Short task —
Quote, without any change, the line that contains "Output a JSON" and all lines that follow it to the end of the data below.

Data entries for graphics —
++++++++++++++++++++
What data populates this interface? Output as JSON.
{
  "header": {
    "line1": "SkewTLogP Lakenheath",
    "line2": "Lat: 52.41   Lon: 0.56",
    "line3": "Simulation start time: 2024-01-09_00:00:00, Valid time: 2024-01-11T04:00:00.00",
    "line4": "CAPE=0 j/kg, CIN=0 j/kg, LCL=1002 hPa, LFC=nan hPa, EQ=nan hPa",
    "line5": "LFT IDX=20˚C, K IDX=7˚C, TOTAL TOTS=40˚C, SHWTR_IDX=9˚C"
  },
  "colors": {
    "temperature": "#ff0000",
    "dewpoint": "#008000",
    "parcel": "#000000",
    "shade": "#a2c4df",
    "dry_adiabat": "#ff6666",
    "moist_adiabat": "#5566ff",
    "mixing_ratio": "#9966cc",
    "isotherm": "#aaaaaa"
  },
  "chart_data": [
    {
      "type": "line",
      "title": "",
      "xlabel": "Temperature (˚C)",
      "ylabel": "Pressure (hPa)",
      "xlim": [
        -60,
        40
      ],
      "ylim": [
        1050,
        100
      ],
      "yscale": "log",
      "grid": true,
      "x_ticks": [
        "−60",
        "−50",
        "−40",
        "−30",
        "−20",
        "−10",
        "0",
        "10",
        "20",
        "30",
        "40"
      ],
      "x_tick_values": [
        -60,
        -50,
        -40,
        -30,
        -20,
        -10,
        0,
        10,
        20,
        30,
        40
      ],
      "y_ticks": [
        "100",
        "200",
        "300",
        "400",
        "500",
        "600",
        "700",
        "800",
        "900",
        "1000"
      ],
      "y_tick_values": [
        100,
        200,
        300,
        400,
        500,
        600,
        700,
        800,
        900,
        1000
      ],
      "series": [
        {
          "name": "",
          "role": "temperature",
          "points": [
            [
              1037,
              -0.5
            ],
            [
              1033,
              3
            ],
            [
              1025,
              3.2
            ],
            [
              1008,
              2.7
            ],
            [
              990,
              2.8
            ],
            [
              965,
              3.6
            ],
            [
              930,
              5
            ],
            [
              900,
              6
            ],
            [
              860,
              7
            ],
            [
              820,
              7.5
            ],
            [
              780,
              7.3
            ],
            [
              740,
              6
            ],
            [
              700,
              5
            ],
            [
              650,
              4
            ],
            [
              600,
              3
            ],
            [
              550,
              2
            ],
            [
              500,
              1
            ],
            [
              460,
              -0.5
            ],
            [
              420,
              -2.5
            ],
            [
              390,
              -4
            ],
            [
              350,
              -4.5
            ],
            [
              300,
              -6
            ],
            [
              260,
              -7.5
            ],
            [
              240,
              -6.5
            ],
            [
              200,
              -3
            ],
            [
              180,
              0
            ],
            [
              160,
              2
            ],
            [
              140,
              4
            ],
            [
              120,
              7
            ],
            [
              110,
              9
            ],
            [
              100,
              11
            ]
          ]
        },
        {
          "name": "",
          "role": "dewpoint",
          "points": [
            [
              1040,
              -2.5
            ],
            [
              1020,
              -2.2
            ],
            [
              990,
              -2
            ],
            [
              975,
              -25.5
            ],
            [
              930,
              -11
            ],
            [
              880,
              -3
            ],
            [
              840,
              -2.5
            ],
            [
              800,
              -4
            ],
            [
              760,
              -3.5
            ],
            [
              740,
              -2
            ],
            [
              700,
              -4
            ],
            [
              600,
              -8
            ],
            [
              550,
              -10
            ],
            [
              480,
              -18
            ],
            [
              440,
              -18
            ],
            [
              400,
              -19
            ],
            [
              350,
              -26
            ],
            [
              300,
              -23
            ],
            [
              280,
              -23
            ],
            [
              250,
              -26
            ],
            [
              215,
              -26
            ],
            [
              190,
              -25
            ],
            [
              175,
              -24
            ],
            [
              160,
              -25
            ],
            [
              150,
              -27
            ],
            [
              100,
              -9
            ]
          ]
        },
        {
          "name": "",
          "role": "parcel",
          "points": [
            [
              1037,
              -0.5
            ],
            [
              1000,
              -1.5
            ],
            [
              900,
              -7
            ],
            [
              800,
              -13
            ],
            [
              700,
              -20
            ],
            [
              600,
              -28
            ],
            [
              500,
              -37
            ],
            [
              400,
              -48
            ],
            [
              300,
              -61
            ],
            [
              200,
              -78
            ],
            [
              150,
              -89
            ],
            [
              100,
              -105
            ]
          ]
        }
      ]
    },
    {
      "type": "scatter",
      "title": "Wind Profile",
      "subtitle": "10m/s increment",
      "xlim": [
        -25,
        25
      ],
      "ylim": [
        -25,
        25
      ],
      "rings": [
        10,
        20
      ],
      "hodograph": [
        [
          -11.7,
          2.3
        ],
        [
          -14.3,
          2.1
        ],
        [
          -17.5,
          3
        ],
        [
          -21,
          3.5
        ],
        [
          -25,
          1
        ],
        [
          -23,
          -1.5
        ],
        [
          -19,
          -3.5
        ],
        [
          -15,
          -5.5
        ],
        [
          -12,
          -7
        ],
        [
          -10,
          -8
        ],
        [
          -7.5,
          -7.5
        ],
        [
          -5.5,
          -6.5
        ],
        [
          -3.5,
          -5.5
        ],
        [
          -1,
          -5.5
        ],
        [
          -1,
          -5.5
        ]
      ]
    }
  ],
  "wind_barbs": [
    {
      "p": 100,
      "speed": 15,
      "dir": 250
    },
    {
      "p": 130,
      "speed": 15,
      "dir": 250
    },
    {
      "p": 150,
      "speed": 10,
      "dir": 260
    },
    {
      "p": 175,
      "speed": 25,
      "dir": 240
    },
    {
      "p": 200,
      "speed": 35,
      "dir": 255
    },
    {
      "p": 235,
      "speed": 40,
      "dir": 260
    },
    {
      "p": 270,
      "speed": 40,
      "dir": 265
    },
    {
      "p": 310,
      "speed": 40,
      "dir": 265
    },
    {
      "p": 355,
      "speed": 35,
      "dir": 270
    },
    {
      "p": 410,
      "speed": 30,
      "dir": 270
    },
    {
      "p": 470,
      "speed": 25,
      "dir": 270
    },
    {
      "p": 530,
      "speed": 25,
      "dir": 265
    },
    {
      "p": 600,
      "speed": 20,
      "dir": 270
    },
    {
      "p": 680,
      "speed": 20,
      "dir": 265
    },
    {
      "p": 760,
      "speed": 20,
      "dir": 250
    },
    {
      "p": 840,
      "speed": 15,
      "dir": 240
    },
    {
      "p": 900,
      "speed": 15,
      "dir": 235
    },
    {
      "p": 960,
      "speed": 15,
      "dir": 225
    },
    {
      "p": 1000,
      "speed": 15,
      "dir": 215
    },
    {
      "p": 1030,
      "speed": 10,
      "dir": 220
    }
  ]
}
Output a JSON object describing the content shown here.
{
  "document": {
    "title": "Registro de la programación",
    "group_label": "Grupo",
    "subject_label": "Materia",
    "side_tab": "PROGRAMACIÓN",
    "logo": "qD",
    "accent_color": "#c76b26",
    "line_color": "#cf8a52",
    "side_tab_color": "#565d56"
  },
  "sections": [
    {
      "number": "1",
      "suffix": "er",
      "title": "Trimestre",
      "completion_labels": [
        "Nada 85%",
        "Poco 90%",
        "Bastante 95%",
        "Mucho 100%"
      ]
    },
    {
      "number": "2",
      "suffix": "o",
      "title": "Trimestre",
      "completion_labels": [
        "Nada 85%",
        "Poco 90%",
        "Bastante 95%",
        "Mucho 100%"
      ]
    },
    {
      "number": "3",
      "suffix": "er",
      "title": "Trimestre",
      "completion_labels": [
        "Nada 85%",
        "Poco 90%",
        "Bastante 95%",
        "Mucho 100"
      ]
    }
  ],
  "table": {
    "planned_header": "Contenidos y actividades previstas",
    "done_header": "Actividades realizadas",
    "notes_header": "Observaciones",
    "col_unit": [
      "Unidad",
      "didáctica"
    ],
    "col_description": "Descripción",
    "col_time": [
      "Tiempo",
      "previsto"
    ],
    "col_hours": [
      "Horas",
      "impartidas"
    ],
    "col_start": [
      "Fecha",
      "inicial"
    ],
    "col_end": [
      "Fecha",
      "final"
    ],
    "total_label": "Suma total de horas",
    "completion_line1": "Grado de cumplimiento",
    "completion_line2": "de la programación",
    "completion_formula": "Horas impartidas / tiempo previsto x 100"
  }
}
++++++++++++++++++++
Reply —
Output a JSON object describing the content shown here.
{
  "document": {
    "title": "Registro de la programación",
    "group_label": "Grupo",
    "subject_label": "Materia",
    "side_tab": "PROGRAMACIÓN",
    "logo": "qD",
    "accent_color": "#c76b26",
    "line_color": "#cf8a52",
    "side_tab_color": "#565d56"
  },
  "sections": [
    {
      "number": "1",
      "suffix": "er",
      "title": "Trimestre",
      "completion_labels": [
        "Nada 85%",
        "Poco 90%",
        "Bastante 95%",
        "Mucho 100%"
      ]
    },
    {
      "number": "2",
      "suffix": "o",
      "title": "Trimestre",
      "completion_labels": [
        "Nada 85%",
        "Poco 90%",
        "Bastante 95%",
        "Mucho 100%"
      ]
    },
    {
      "number": "3",
      "suffix": "er",
      "title": "Trimestre",
      "completion_labels": [
        "Nada 85%",
        "Poco 90%",
        "Bastante 95%",
        "Mucho 100"
      ]
    }
  ],
  "table": {
    "planned_header": "Contenidos y actividades previstas",
    "done_header": "Actividades realizadas",
    "notes_header": "Observaciones",
    "col_unit": [
      "Unidad",
      "didáctica"
    ],
    "col_description": "Descripción",
    "col_time": [
      "Tiempo",
      "previsto"
    ],
    "col_hours": [
      "Horas",
      "impartidas"
    ],
    "col_start": [
      "Fecha",
      "inicial"
    ],
    "col_end": [
      "Fecha",
      "final"
    ],
    "total_label": "Suma total de horas",
    "completion_line1": "Grado de cumplimiento",
    "completion_line2": "de la programación",
    "completion_formula": "Horas impartidas / tiempo previsto x 100"
  }
}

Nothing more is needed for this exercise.